### WORK TO BE COMPLETED
Without the pictures, print each of the records below exactly as it appears.

[Dataset items]
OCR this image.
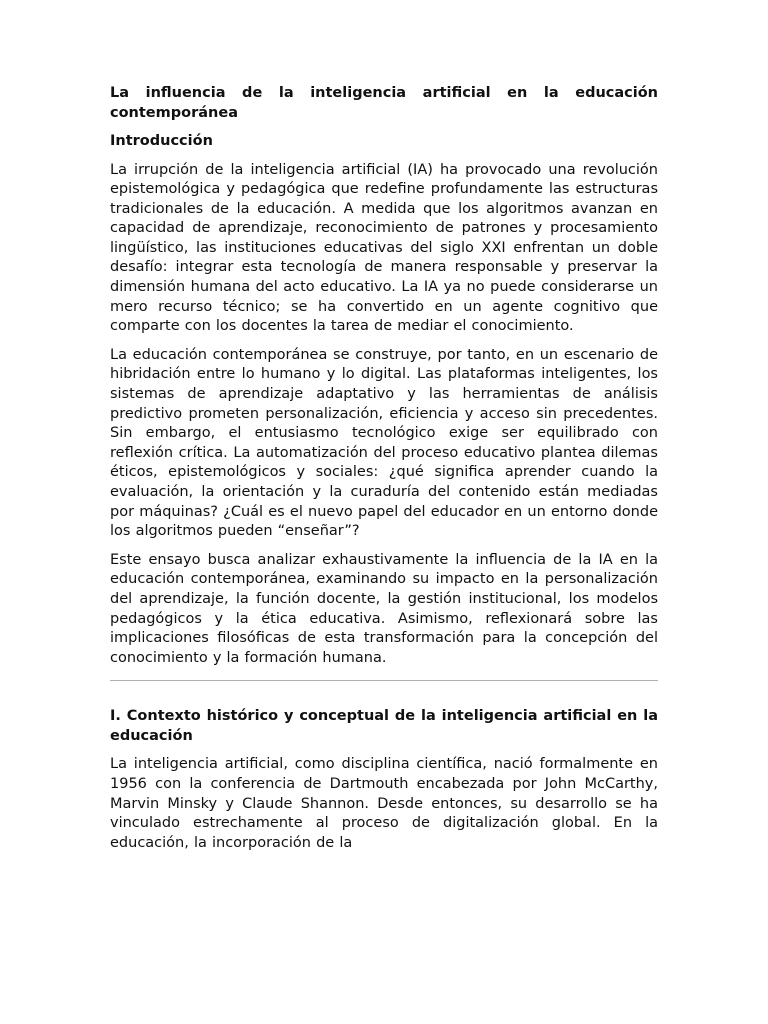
La influencia de la inteligencia artificial en la educación contemporánea
Introducción

La irrupción de la inteligencia artificial (IA) ha provocado una revolución epistemológica y pedagógica que redefine profundamente las estructuras tradicionales de la educación. A medida que los algoritmos avanzan en capacidad de aprendizaje, reconocimiento de patrones y procesamiento lingüístico, las instituciones educativas del siglo XXI enfrentan un doble desafío: integrar esta tecnología de manera responsable y preservar la dimensión humana del acto educativo. La IA ya no puede considerarse un mero recurso técnico; se ha convertido en un agente cognitivo que comparte con los docentes la tarea de mediar el conocimiento.

La educación contemporánea se construye, por tanto, en un escenario de hibridación entre lo humano y lo digital. Las plataformas inteligentes, los sistemas de aprendizaje adaptativo y las herramientas de análisis predictivo prometen personalización, eficiencia y acceso sin precedentes. Sin embargo, el entusiasmo tecnológico exige ser equilibrado con reflexión crítica. La automatización del proceso educativo plantea dilemas éticos, epistemológicos y sociales: ¿qué significa aprender cuando la evaluación, la orientación y la curaduría del contenido están mediadas por máquinas? ¿Cuál es el nuevo papel del educador en un entorno donde los algoritmos pueden “enseñar”?

Este ensayo busca analizar exhaustivamente la influencia de la IA en la educación contemporánea, examinando su impacto en la personalización del aprendizaje, la función docente, la gestión institucional, los modelos pedagógicos y la ética educativa. Asimismo, reflexionará sobre las implicaciones filosóficas de esta transformación para la concepción del conocimiento y la formación humana.

I. Contexto histórico y conceptual de la inteligencia artificial en la educación

La inteligencia artificial, como disciplina científica, nació formalmente en 1956 con la conferencia de Dartmouth encabezada por John McCarthy, Marvin Minsky y Claude Shannon. Desde entonces, su desarrollo se ha vinculado estrechamente al proceso de digitalización global. En la educación, la incorporación de la
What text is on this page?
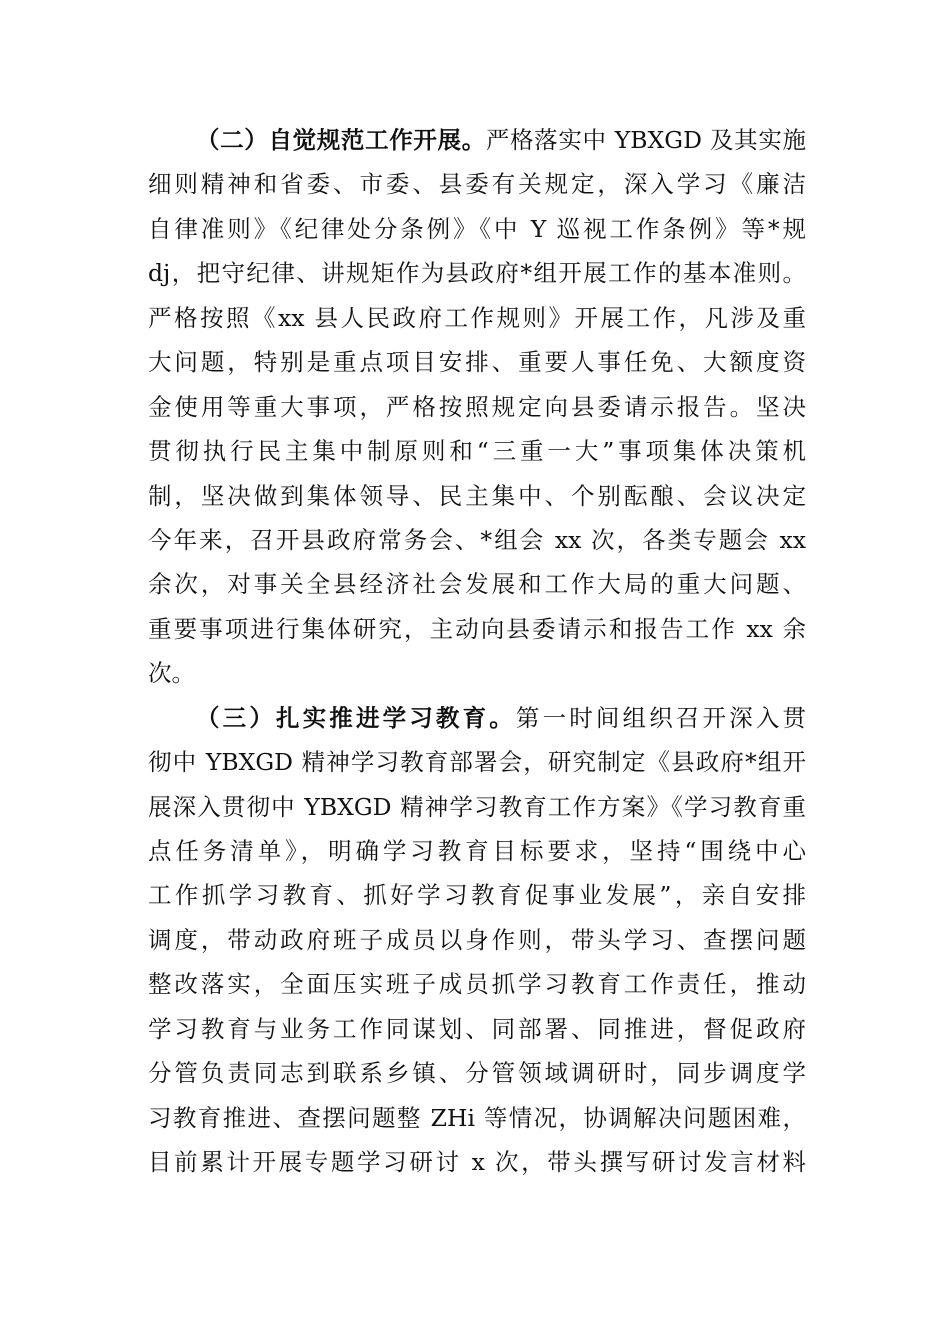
（二）自觉规范工作开展。严格落实中 YBXGD 及其实施
细则精神和省委、市委、县委有关规定，深入学习《廉洁
自律准则》《纪律处分条例》《中 Y 巡视工作条例》等*规
dj，把守纪律、讲规矩作为县政府*组开展工作的基本准则。
严格按照《xx 县人民政府工作规则》开展工作，凡涉及重
大问题，特别是重点项目安排、重要人事任免、大额度资
金使用等重大事项，严格按照规定向县委请示报告。坚决
贯彻执行民主集中制原则和“三重一大”事项集体决策机
制，坚决做到集体领导、民主集中、个别酝酿、会议决定
今年来，召开县政府常务会、*组会 xx 次，各类专题会 xx
余次，对事关全县经济社会发展和工作大局的重大问题、
重要事项进行集体研究，主动向县委请示和报告工作 xx 余
次。
（三）扎实推进学习教育。第一时间组织召开深入贯
彻中 YBXGD 精神学习教育部署会，研究制定《县政府*组开
展深入贯彻中 YBXGD 精神学习教育工作方案》《学习教育重
点任务清单》，明确学习教育目标要求，坚持“围绕中心
工作抓学习教育、抓好学习教育促事业发展”，亲自安排
调度，带动政府班子成员以身作则，带头学习、查摆问题
整改落实，全面压实班子成员抓学习教育工作责任，推动
学习教育与业务工作同谋划、同部署、同推进，督促政府
分管负责同志到联系乡镇、分管领域调研时，同步调度学
习教育推进、查摆问题整 ZHi 等情况，协调解决问题困难，
目前累计开展专题学习研讨 x 次，带头撰写研讨发言材料
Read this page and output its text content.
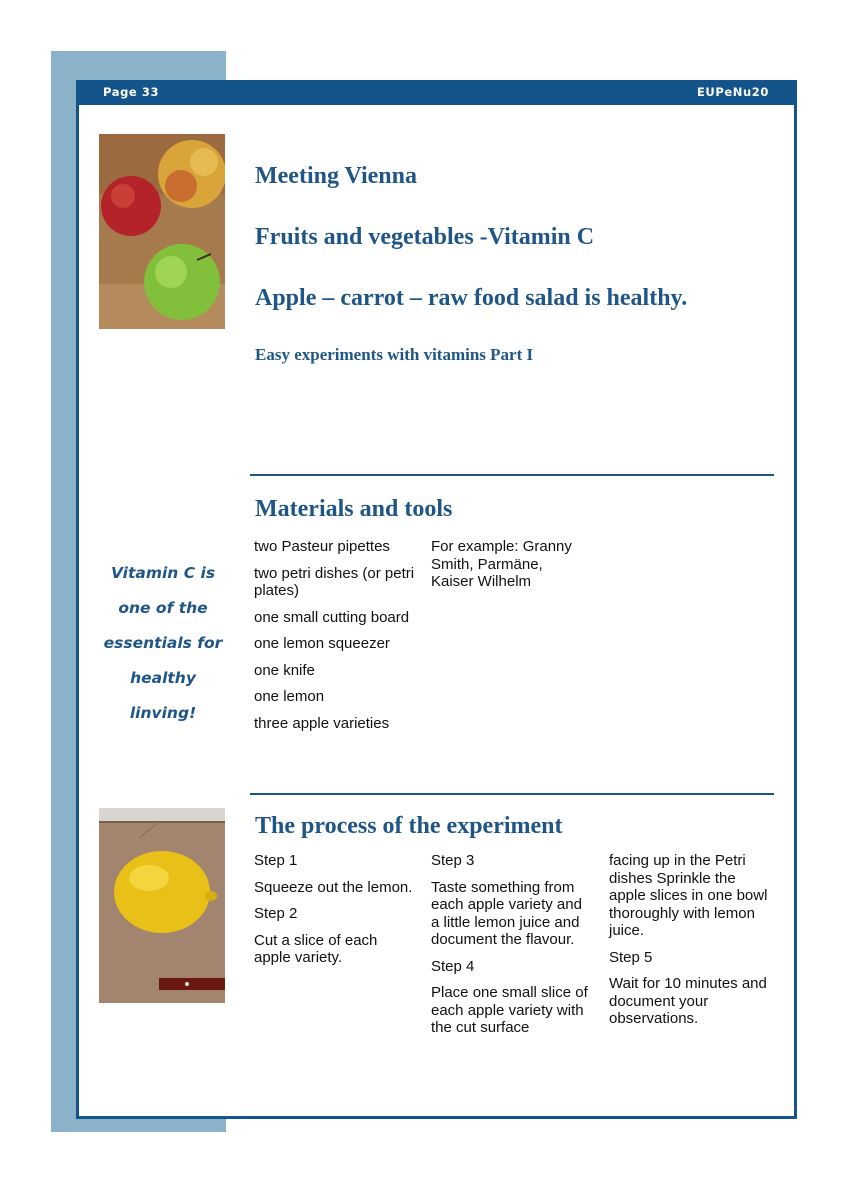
Page 33	EUPeNu20
Meeting Vienna
Fruits and vegetables -Vitamin C
Apple – carrot – raw food salad is healthy.
Easy experiments with vitamins Part I
Materials and tools
Vitamin C is
one of the
essentials for
healthy
linving!

two Pasteur pipettes

two petri dishes (or petri plates)

one small cutting board

one lemon squeezer

one knife

one lemon

three apple varieties

For example: Granny Smith, Parmäne, Kaiser Wilhelm

The process of the experiment

Step 1

Squeeze out the lemon.

Step 2

Cut a slice of each apple variety.

Step 3

Taste something from each apple variety and a little lemon juice and document the flavour.

Step 4

Place one small slice of each apple variety with the cut surface

facing up in the Petri dishes Sprinkle the apple slices in one bowl thoroughly with lemon juice.

Step 5

Wait for 10 minutes and document your observations.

### RESPONSE TO THIS TASK
OCR this image.
La influencia de la inteligencia artificial en la educación contemporánea
Introducción

La irrupción de la inteligencia artificial (IA) ha provocado una revolución epistemológica y pedagógica que redefine profundamente las estructuras tradicionales de la educación. A medida que los algoritmos avanzan en capacidad de aprendizaje, reconocimiento de patrones y procesamiento lingüístico, las instituciones educativas del siglo XXI enfrentan un doble desafío: integrar esta tecnología de manera responsable y preservar la dimensión humana del acto educativo. La IA ya no puede considerarse un mero recurso técnico; se ha convertido en un agente cognitivo que comparte con los docentes la tarea de mediar el conocimiento.

La educación contemporánea se construye, por tanto, en un escenario de hibridación entre lo humano y lo digital. Las plataformas inteligentes, los sistemas de aprendizaje adaptativo y las herramientas de análisis predictivo prometen personalización, eficiencia y acceso sin precedentes. Sin embargo, el entusiasmo tecnológico exige ser equilibrado con reflexión crítica. La automatización del proceso educativo plantea dilemas éticos, epistemológicos y sociales: ¿qué significa aprender cuando la evaluación, la orientación y la curaduría del contenido están mediadas por máquinas? ¿Cuál es el nuevo papel del educador en un entorno donde los algoritmos pueden “enseñar”?

Este ensayo busca analizar exhaustivamente la influencia de la IA en la educación contemporánea, examinando su impacto en la personalización del aprendizaje, la función docente, la gestión institucional, los modelos pedagógicos y la ética educativa. Asimismo, reflexionará sobre las implicaciones filosóficas de esta transformación para la concepción del conocimiento y la formación humana.

I. Contexto histórico y conceptual de la inteligencia artificial en la educación

La inteligencia artificial, como disciplina científica, nació formalmente en 1956 con la conferencia de Dartmouth encabezada por John McCarthy, Marvin Minsky y Claude Shannon. Desde entonces, su desarrollo se ha vinculado estrechamente al proceso de digitalización global. En la educación, la incorporación de la
What text is on this page?
（二）自觉规范工作开展。严格落实中 YBXGD 及其实施
细则精神和省委、市委、县委有关规定，深入学习《廉洁
自律准则》《纪律处分条例》《中 Y 巡视工作条例》等*规
dj，把守纪律、讲规矩作为县政府*组开展工作的基本准则。
严格按照《xx 县人民政府工作规则》开展工作，凡涉及重
大问题，特别是重点项目安排、重要人事任免、大额度资
金使用等重大事项，严格按照规定向县委请示报告。坚决
贯彻执行民主集中制原则和“三重一大”事项集体决策机
制，坚决做到集体领导、民主集中、个别酝酿、会议决定
今年来，召开县政府常务会、*组会 xx 次，各类专题会 xx
余次，对事关全县经济社会发展和工作大局的重大问题、
重要事项进行集体研究，主动向县委请示和报告工作 xx 余
次。
（三）扎实推进学习教育。第一时间组织召开深入贯
彻中 YBXGD 精神学习教育部署会，研究制定《县政府*组开
展深入贯彻中 YBXGD 精神学习教育工作方案》《学习教育重
点任务清单》，明确学习教育目标要求，坚持“围绕中心
工作抓学习教育、抓好学习教育促事业发展”，亲自安排
调度，带动政府班子成员以身作则，带头学习、查摆问题
整改落实，全面压实班子成员抓学习教育工作责任，推动
学习教育与业务工作同谋划、同部署、同推进，督促政府
分管负责同志到联系乡镇、分管领域调研时，同步调度学
习教育推进、查摆问题整 ZHi 等情况，协调解决问题困难，
目前累计开展专题学习研讨 x 次，带头撰写研讨发言材料
Read this page and output its text content.
Page 33	EUPeNu20
Meeting Vienna
Fruits and vegetables -Vitamin C
Apple – carrot – raw food salad is healthy.
Easy experiments with vitamins Part I
Materials and tools
Vitamin C is
one of the
essentials for
healthy
linving!

two Pasteur pipettes

two petri dishes (or petri plates)

one small cutting board

one lemon squeezer

one knife

one lemon

three apple varieties

For example: Granny Smith, Parmäne, Kaiser Wilhelm

The process of the experiment

Step 1

Squeeze out the lemon.

Step 2

Cut a slice of each apple variety.

Step 3

Taste something from each apple variety and a little lemon juice and document the flavour.

Step 4

Place one small slice of each apple variety with the cut surface

facing up in the Petri dishes Sprinkle the apple slices in one bowl thoroughly with lemon juice.

Step 5

Wait for 10 minutes and document your observations.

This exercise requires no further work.